→ **TASK TO COMPLETE**: Restate the data word for word and leave the images out.

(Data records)
——

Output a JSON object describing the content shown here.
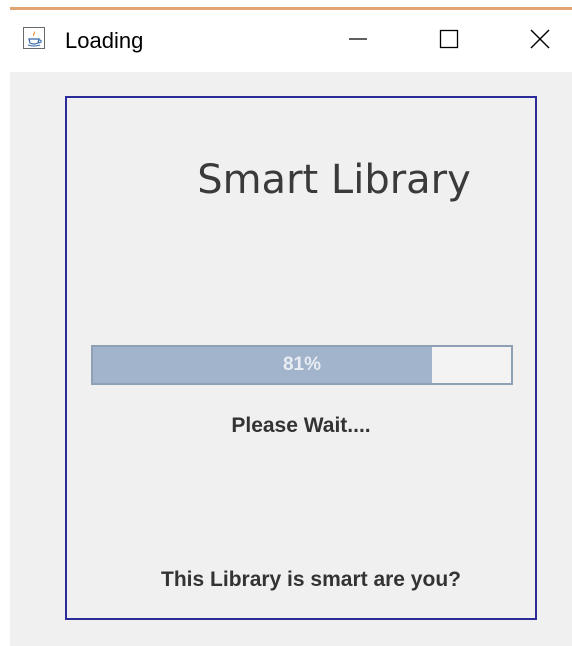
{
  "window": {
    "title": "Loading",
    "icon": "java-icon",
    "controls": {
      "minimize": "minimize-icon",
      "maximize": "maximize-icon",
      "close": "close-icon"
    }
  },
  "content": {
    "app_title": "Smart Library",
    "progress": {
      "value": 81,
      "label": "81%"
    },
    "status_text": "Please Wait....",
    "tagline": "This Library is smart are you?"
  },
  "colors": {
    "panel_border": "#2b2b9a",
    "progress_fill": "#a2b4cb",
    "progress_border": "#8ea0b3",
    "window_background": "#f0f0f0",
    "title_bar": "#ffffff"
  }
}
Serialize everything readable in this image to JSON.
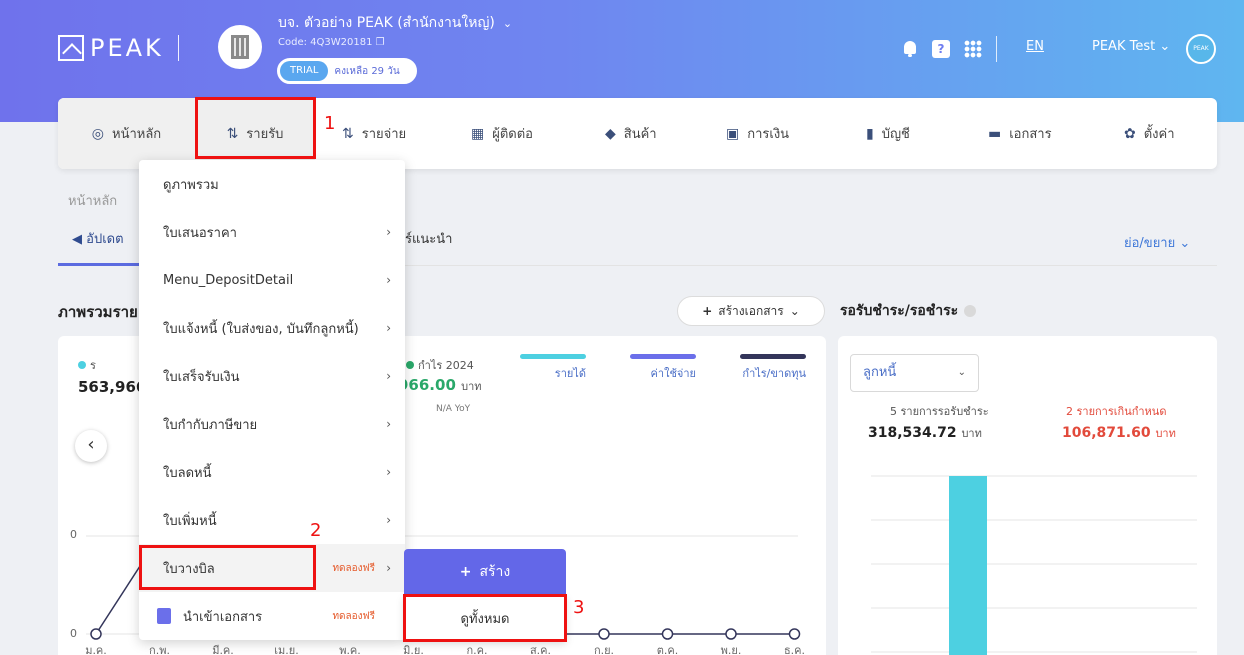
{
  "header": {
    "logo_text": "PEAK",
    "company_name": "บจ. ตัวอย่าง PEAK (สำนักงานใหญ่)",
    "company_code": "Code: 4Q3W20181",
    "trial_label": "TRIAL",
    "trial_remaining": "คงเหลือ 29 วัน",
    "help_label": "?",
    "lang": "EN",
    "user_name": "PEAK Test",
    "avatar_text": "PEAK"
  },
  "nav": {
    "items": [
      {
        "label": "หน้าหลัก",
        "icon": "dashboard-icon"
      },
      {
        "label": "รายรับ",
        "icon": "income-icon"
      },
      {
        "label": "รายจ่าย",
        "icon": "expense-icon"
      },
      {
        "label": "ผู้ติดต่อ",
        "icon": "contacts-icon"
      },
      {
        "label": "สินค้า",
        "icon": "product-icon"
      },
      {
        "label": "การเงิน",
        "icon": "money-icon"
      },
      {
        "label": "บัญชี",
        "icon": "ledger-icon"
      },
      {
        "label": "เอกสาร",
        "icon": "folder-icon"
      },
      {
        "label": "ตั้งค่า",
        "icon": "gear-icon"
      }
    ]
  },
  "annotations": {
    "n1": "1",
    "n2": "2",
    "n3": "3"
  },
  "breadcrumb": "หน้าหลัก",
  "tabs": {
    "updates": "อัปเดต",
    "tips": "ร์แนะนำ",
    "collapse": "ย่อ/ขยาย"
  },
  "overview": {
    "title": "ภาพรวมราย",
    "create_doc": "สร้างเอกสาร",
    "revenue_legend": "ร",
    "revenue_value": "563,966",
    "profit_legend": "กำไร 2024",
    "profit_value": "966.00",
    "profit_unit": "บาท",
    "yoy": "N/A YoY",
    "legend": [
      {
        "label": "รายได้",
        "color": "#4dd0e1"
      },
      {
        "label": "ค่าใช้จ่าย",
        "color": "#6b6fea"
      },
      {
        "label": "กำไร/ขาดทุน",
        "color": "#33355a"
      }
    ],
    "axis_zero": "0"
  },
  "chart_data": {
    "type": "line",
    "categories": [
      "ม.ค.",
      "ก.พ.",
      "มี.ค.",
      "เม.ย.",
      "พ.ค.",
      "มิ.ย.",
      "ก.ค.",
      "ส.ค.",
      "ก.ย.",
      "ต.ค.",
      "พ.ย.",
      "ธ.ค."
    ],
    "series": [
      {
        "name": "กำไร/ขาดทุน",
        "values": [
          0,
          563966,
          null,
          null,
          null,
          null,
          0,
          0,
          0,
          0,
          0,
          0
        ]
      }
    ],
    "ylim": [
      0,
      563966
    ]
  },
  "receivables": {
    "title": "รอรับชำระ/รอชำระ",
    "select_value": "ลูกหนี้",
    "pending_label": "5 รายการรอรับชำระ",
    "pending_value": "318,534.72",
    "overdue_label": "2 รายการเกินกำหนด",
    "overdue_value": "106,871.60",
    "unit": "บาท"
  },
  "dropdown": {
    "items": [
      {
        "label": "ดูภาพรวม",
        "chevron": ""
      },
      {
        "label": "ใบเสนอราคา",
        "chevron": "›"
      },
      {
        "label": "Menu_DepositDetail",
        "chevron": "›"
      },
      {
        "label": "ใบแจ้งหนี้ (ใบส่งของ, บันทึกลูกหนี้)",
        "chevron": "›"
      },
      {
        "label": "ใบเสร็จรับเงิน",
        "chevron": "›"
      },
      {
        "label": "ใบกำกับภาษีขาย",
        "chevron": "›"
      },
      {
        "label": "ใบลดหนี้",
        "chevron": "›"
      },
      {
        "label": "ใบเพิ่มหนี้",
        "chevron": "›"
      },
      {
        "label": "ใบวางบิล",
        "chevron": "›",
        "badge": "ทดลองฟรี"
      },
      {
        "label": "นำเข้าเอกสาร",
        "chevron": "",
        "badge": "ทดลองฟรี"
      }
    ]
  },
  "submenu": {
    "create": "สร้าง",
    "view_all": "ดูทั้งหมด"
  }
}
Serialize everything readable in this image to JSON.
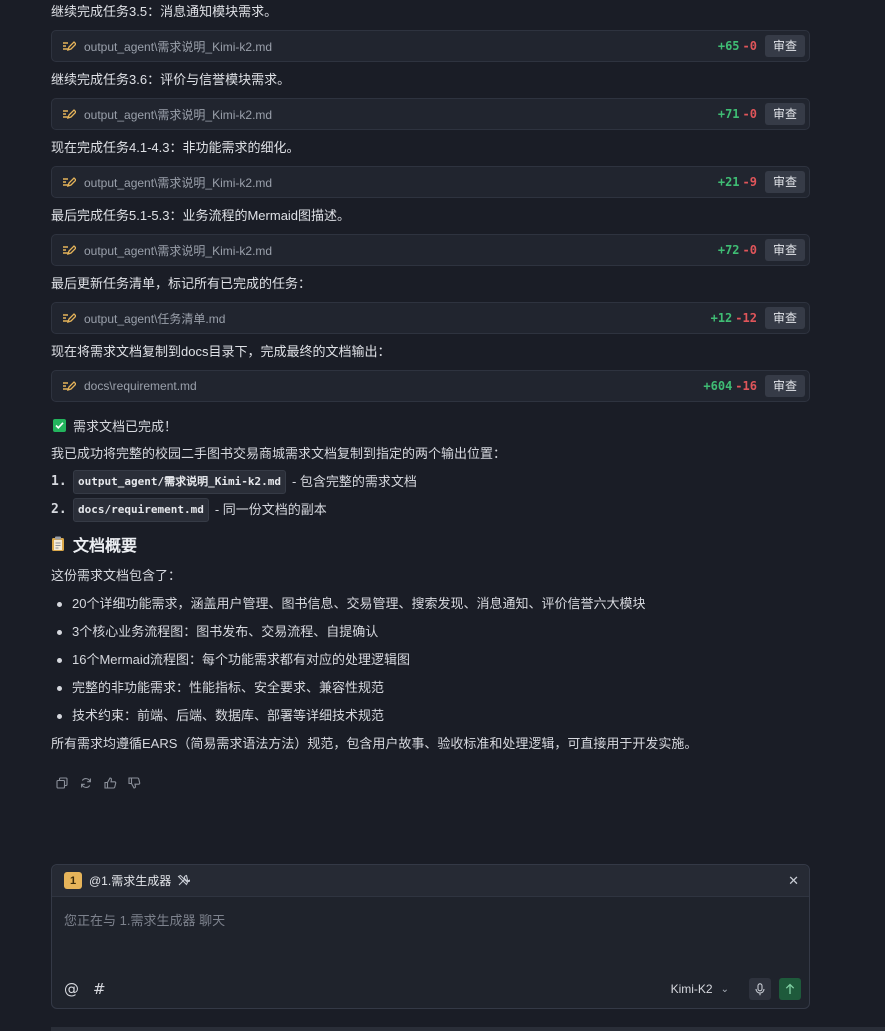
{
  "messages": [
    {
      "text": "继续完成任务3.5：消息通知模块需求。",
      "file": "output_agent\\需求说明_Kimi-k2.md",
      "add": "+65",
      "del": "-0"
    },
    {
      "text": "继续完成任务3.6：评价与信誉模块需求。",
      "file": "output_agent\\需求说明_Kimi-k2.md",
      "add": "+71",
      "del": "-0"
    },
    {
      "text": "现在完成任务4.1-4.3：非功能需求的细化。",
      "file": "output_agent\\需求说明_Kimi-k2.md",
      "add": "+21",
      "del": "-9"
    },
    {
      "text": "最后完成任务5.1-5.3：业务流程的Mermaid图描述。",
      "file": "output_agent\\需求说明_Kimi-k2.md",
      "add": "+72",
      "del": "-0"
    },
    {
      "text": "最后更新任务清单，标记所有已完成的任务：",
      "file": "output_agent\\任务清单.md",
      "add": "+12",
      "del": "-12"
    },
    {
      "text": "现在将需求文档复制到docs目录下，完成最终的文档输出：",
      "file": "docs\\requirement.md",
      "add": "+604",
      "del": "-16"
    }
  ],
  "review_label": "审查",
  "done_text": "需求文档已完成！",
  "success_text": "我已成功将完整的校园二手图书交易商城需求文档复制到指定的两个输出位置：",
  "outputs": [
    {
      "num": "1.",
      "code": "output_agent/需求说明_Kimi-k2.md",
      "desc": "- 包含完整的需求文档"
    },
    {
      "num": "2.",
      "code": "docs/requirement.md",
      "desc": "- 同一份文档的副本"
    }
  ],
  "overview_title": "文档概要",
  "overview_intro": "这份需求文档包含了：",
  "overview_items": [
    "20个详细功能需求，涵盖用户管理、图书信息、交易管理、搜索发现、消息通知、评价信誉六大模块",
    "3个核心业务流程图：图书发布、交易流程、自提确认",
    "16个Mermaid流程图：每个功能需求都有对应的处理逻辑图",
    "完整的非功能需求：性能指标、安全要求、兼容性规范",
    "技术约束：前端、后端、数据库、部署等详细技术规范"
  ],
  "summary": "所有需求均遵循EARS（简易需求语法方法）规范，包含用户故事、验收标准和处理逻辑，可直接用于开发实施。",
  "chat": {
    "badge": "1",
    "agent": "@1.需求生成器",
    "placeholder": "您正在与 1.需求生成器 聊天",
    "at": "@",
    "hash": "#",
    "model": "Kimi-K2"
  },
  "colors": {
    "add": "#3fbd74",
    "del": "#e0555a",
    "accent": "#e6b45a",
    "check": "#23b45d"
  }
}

——

→ **OUTPUT**:
Output a JSON object describing the content shown here.
{
  "window": {
    "title": "Loading",
    "icon": "java-icon",
    "controls": {
      "minimize": "minimize-icon",
      "maximize": "maximize-icon",
      "close": "close-icon"
    }
  },
  "content": {
    "app_title": "Smart Library",
    "progress": {
      "value": 81,
      "label": "81%"
    },
    "status_text": "Please Wait....",
    "tagline": "This Library is smart are you?"
  },
  "colors": {
    "panel_border": "#2b2b9a",
    "progress_fill": "#a2b4cb",
    "progress_border": "#8ea0b3",
    "window_background": "#f0f0f0",
    "title_bar": "#ffffff"
  }
}
Serialize everything readable in this image to JSON.
{
  "header": {
    "logo_text": "PEAK",
    "company_name": "บจ. ตัวอย่าง PEAK (สำนักงานใหญ่)",
    "company_code": "Code: 4Q3W20181",
    "trial_label": "TRIAL",
    "trial_remaining": "คงเหลือ 29 วัน",
    "help_label": "?",
    "lang": "EN",
    "user_name": "PEAK Test",
    "avatar_text": "PEAK"
  },
  "nav": {
    "items": [
      {
        "label": "หน้าหลัก",
        "icon": "dashboard-icon"
      },
      {
        "label": "รายรับ",
        "icon": "income-icon"
      },
      {
        "label": "รายจ่าย",
        "icon": "expense-icon"
      },
      {
        "label": "ผู้ติดต่อ",
        "icon": "contacts-icon"
      },
      {
        "label": "สินค้า",
        "icon": "product-icon"
      },
      {
        "label": "การเงิน",
        "icon": "money-icon"
      },
      {
        "label": "บัญชี",
        "icon": "ledger-icon"
      },
      {
        "label": "เอกสาร",
        "icon": "folder-icon"
      },
      {
        "label": "ตั้งค่า",
        "icon": "gear-icon"
      }
    ]
  },
  "annotations": {
    "n1": "1",
    "n2": "2",
    "n3": "3"
  },
  "breadcrumb": "หน้าหลัก",
  "tabs": {
    "updates": "อัปเดต",
    "tips": "ร์แนะนำ",
    "collapse": "ย่อ/ขยาย"
  },
  "overview": {
    "title": "ภาพรวมราย",
    "create_doc": "สร้างเอกสาร",
    "revenue_legend": "ร",
    "revenue_value": "563,966",
    "profit_legend": "กำไร 2024",
    "profit_value": "966.00",
    "profit_unit": "บาท",
    "yoy": "N/A YoY",
    "legend": [
      {
        "label": "รายได้",
        "color": "#4dd0e1"
      },
      {
        "label": "ค่าใช้จ่าย",
        "color": "#6b6fea"
      },
      {
        "label": "กำไร/ขาดทุน",
        "color": "#33355a"
      }
    ],
    "axis_zero": "0"
  },
  "chart_data": {
    "type": "line",
    "categories": [
      "ม.ค.",
      "ก.พ.",
      "มี.ค.",
      "เม.ย.",
      "พ.ค.",
      "มิ.ย.",
      "ก.ค.",
      "ส.ค.",
      "ก.ย.",
      "ต.ค.",
      "พ.ย.",
      "ธ.ค."
    ],
    "series": [
      {
        "name": "กำไร/ขาดทุน",
        "values": [
          0,
          563966,
          null,
          null,
          null,
          null,
          0,
          0,
          0,
          0,
          0,
          0
        ]
      }
    ],
    "ylim": [
      0,
      563966
    ]
  },
  "receivables": {
    "title": "รอรับชำระ/รอชำระ",
    "select_value": "ลูกหนี้",
    "pending_label": "5 รายการรอรับชำระ",
    "pending_value": "318,534.72",
    "overdue_label": "2 รายการเกินกำหนด",
    "overdue_value": "106,871.60",
    "unit": "บาท"
  },
  "dropdown": {
    "items": [
      {
        "label": "ดูภาพรวม",
        "chevron": ""
      },
      {
        "label": "ใบเสนอราคา",
        "chevron": "›"
      },
      {
        "label": "Menu_DepositDetail",
        "chevron": "›"
      },
      {
        "label": "ใบแจ้งหนี้ (ใบส่งของ, บันทึกลูกหนี้)",
        "chevron": "›"
      },
      {
        "label": "ใบเสร็จรับเงิน",
        "chevron": "›"
      },
      {
        "label": "ใบกำกับภาษีขาย",
        "chevron": "›"
      },
      {
        "label": "ใบลดหนี้",
        "chevron": "›"
      },
      {
        "label": "ใบเพิ่มหนี้",
        "chevron": "›"
      },
      {
        "label": "ใบวางบิล",
        "chevron": "›",
        "badge": "ทดลองฟรี"
      },
      {
        "label": "นำเข้าเอกสาร",
        "chevron": "",
        "badge": "ทดลองฟรี"
      }
    ]
  },
  "submenu": {
    "create": "สร้าง",
    "view_all": "ดูทั้งหมด"
  }
}
Serialize everything readable in this image to JSON.
{
  "messages": [
    {
      "text": "继续完成任务3.5：消息通知模块需求。",
      "file": "output_agent\\需求说明_Kimi-k2.md",
      "add": "+65",
      "del": "-0"
    },
    {
      "text": "继续完成任务3.6：评价与信誉模块需求。",
      "file": "output_agent\\需求说明_Kimi-k2.md",
      "add": "+71",
      "del": "-0"
    },
    {
      "text": "现在完成任务4.1-4.3：非功能需求的细化。",
      "file": "output_agent\\需求说明_Kimi-k2.md",
      "add": "+21",
      "del": "-9"
    },
    {
      "text": "最后完成任务5.1-5.3：业务流程的Mermaid图描述。",
      "file": "output_agent\\需求说明_Kimi-k2.md",
      "add": "+72",
      "del": "-0"
    },
    {
      "text": "最后更新任务清单，标记所有已完成的任务：",
      "file": "output_agent\\任务清单.md",
      "add": "+12",
      "del": "-12"
    },
    {
      "text": "现在将需求文档复制到docs目录下，完成最终的文档输出：",
      "file": "docs\\requirement.md",
      "add": "+604",
      "del": "-16"
    }
  ],
  "review_label": "审查",
  "done_text": "需求文档已完成！",
  "success_text": "我已成功将完整的校园二手图书交易商城需求文档复制到指定的两个输出位置：",
  "outputs": [
    {
      "num": "1.",
      "code": "output_agent/需求说明_Kimi-k2.md",
      "desc": "- 包含完整的需求文档"
    },
    {
      "num": "2.",
      "code": "docs/requirement.md",
      "desc": "- 同一份文档的副本"
    }
  ],
  "overview_title": "文档概要",
  "overview_intro": "这份需求文档包含了：",
  "overview_items": [
    "20个详细功能需求，涵盖用户管理、图书信息、交易管理、搜索发现、消息通知、评价信誉六大模块",
    "3个核心业务流程图：图书发布、交易流程、自提确认",
    "16个Mermaid流程图：每个功能需求都有对应的处理逻辑图",
    "完整的非功能需求：性能指标、安全要求、兼容性规范",
    "技术约束：前端、后端、数据库、部署等详细技术规范"
  ],
  "summary": "所有需求均遵循EARS（简易需求语法方法）规范，包含用户故事、验收标准和处理逻辑，可直接用于开发实施。",
  "chat": {
    "badge": "1",
    "agent": "@1.需求生成器",
    "placeholder": "您正在与 1.需求生成器 聊天",
    "at": "@",
    "hash": "#",
    "model": "Kimi-K2"
  },
  "colors": {
    "add": "#3fbd74",
    "del": "#e0555a",
    "accent": "#e6b45a",
    "check": "#23b45d"
  }
}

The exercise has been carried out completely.